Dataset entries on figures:
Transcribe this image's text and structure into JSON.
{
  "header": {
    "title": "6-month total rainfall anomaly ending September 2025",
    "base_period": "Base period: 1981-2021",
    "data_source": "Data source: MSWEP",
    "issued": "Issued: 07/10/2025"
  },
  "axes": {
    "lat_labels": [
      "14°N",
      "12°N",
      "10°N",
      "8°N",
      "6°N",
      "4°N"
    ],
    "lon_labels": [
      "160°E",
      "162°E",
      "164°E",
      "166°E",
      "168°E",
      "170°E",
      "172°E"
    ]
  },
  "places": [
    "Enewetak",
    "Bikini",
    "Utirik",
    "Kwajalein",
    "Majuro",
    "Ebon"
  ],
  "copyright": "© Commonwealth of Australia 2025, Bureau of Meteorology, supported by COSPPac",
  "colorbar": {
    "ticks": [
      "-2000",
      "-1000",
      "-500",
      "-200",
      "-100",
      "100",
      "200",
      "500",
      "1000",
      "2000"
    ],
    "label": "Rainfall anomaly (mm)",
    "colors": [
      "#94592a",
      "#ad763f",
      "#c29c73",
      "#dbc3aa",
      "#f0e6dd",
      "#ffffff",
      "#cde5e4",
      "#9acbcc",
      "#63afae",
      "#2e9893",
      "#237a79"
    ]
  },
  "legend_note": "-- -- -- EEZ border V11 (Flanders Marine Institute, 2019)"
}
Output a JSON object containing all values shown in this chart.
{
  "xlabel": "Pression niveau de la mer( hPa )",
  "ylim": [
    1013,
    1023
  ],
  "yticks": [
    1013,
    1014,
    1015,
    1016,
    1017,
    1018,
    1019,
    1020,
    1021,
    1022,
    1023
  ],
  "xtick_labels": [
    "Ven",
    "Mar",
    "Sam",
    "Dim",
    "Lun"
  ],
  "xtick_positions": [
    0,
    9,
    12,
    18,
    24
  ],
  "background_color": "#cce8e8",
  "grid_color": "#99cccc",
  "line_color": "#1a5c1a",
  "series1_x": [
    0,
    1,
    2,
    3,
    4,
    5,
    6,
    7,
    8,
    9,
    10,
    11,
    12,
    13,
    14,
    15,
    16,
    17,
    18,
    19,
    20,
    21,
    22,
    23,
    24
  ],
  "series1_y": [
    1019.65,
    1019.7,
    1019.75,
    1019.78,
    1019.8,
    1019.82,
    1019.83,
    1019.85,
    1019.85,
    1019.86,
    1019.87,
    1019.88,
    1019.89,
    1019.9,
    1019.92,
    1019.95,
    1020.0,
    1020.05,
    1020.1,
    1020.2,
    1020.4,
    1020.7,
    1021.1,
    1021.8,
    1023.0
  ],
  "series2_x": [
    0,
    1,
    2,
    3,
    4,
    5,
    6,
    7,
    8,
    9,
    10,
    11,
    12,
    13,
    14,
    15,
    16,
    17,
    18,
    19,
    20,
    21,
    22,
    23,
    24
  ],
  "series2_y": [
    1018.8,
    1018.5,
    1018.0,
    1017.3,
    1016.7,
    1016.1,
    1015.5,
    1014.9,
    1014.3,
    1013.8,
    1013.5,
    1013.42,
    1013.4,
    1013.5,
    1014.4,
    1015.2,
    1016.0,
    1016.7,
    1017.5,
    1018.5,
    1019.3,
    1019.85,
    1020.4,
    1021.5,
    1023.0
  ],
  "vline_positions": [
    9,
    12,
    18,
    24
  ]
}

→ The task: Among the entries above, how many lines hold the string "anomaly"? Give the number by itself.

→ Completed task: 2